** Begin Supplied records **

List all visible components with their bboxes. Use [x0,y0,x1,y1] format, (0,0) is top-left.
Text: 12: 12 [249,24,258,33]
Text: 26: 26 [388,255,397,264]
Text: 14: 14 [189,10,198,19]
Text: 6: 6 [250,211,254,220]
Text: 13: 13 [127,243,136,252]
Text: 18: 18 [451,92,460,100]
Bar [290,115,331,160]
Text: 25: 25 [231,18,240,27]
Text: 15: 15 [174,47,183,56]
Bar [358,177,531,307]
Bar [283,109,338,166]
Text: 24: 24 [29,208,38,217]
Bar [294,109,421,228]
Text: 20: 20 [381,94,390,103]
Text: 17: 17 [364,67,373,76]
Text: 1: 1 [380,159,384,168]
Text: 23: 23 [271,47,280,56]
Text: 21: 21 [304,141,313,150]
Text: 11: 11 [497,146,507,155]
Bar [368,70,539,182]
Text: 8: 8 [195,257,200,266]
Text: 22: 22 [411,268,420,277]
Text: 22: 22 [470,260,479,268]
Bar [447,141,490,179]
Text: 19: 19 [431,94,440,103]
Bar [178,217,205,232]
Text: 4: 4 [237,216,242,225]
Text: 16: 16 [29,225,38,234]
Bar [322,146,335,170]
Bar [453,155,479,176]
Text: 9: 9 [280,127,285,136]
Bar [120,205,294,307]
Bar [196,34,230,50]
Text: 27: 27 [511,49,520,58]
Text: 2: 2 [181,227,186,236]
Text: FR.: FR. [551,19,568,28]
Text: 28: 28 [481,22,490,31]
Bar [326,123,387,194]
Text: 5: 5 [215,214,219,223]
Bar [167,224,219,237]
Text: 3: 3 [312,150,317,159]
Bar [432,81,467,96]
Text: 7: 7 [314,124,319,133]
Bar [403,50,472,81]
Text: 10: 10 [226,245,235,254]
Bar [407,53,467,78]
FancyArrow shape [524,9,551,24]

** End Supplied records **

## Aim:
Please edit the rows above by replacing "bboxes" with "bounding boxes" and leave everything else unchanged.

## Response to this task:
List all visible components with their bounding boxes. Use [x0,y0,x1,y1] format, (0,0) is top-left.
Text: 12: 12 [249,24,258,33]
Text: 26: 26 [388,255,397,264]
Text: 14: 14 [189,10,198,19]
Text: 6: 6 [250,211,254,220]
Text: 13: 13 [127,243,136,252]
Text: 18: 18 [451,92,460,100]
Bar [290,115,331,160]
Text: 25: 25 [231,18,240,27]
Text: 15: 15 [174,47,183,56]
Bar [358,177,531,307]
Bar [283,109,338,166]
Text: 24: 24 [29,208,38,217]
Bar [294,109,421,228]
Text: 20: 20 [381,94,390,103]
Text: 17: 17 [364,67,373,76]
Text: 1: 1 [380,159,384,168]
Text: 23: 23 [271,47,280,56]
Text: 21: 21 [304,141,313,150]
Text: 11: 11 [497,146,507,155]
Bar [368,70,539,182]
Text: 8: 8 [195,257,200,266]
Text: 22: 22 [411,268,420,277]
Text: 22: 22 [470,260,479,268]
Bar [447,141,490,179]
Text: 19: 19 [431,94,440,103]
Bar [178,217,205,232]
Text: 4: 4 [237,216,242,225]
Text: 16: 16 [29,225,38,234]
Bar [322,146,335,170]
Bar [453,155,479,176]
Text: 9: 9 [280,127,285,136]
Bar [120,205,294,307]
Bar [196,34,230,50]
Text: 27: 27 [511,49,520,58]
Text: 2: 2 [181,227,186,236]
Text: FR.: FR. [551,19,568,28]
Text: 28: 28 [481,22,490,31]
Bar [326,123,387,194]
Text: 5: 5 [215,214,219,223]
Bar [167,224,219,237]
Text: 3: 3 [312,150,317,159]
Bar [432,81,467,96]
Text: 7: 7 [314,124,319,133]
Bar [403,50,472,81]
Text: 10: 10 [226,245,235,254]
Bar [407,53,467,78]
FancyArrow shape [524,9,551,24]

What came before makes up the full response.